■ DOCUMENT TEXT ■
★ ★ ★ ★ ★

I tried different ways of configuring Reflections on the gradle file but when I collect them I always receive a null instance.
I hope my answer is of some use for someone.

★ ★ ★ ★ ★

■ YOUR OBJECTIVE ■
Copy out the note above about configuring Reflections in the gradle file word for word, in full.

[Records from a collection]
★ ★ ★ ★ ★

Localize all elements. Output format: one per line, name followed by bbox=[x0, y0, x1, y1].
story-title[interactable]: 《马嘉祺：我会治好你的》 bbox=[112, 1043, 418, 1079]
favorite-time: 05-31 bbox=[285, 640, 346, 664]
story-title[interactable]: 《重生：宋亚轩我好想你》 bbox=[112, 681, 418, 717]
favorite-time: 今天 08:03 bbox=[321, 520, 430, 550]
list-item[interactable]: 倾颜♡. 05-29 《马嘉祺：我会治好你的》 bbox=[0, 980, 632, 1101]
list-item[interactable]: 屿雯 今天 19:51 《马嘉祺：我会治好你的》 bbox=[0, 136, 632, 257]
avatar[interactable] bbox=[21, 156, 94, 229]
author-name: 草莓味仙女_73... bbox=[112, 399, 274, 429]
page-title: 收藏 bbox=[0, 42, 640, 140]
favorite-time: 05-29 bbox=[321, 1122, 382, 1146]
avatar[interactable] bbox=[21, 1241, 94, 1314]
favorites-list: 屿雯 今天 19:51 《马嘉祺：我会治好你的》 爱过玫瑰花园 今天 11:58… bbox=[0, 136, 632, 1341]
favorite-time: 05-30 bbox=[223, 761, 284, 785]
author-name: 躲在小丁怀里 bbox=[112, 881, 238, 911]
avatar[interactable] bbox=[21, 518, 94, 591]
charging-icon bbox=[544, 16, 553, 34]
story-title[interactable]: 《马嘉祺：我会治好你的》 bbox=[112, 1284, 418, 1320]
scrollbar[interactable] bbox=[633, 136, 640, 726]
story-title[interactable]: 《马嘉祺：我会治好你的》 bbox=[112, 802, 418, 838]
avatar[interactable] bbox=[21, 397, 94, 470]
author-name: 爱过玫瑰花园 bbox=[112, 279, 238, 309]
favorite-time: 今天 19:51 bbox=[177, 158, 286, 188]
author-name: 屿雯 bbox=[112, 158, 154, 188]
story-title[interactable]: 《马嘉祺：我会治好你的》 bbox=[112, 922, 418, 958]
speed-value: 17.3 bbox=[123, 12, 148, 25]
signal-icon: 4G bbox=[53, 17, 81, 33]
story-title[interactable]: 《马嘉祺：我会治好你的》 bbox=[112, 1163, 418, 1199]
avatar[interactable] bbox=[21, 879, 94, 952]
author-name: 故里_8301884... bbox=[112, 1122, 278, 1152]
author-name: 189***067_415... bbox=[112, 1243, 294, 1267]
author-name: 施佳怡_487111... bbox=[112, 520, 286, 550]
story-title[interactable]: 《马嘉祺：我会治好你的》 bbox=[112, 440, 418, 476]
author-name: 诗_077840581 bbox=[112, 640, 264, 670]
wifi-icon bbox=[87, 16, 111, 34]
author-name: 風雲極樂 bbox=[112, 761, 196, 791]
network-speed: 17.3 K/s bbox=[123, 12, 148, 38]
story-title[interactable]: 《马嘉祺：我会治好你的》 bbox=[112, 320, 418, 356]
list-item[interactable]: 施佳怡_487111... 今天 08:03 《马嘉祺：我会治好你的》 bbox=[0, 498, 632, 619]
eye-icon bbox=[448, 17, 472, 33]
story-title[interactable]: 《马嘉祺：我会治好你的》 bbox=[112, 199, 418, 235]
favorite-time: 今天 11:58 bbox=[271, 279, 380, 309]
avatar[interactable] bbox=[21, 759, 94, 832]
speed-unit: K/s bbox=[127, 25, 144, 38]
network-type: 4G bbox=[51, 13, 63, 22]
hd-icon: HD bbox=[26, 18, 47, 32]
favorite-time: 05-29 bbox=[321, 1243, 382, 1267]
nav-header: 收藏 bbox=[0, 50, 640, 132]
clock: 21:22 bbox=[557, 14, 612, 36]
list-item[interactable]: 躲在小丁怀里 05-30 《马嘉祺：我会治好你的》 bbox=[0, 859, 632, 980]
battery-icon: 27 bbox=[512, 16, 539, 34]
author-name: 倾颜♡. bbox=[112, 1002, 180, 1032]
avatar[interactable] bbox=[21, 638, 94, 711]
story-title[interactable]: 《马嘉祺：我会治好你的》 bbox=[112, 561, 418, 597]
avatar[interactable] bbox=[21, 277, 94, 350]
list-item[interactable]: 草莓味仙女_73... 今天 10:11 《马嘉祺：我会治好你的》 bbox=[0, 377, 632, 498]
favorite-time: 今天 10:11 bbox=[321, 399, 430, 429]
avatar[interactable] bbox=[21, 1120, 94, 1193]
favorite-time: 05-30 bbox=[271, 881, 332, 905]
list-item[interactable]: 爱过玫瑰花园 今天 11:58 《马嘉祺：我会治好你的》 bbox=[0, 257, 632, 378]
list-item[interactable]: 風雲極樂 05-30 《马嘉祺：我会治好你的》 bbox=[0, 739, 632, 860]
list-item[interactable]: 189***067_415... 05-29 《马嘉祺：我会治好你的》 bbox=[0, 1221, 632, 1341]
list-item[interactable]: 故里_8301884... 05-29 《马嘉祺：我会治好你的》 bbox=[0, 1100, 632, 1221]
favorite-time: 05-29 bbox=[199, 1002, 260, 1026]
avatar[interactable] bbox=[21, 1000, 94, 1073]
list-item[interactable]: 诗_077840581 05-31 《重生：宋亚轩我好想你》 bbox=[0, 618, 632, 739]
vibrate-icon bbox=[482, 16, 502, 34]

★ ★ ★ ★ ★

■ ANSWER BELOW ■
I tried different ways of configuring Reflections on the gradle file but when I collect them I always receive a null instance.
I hope my answer is of some use for someone.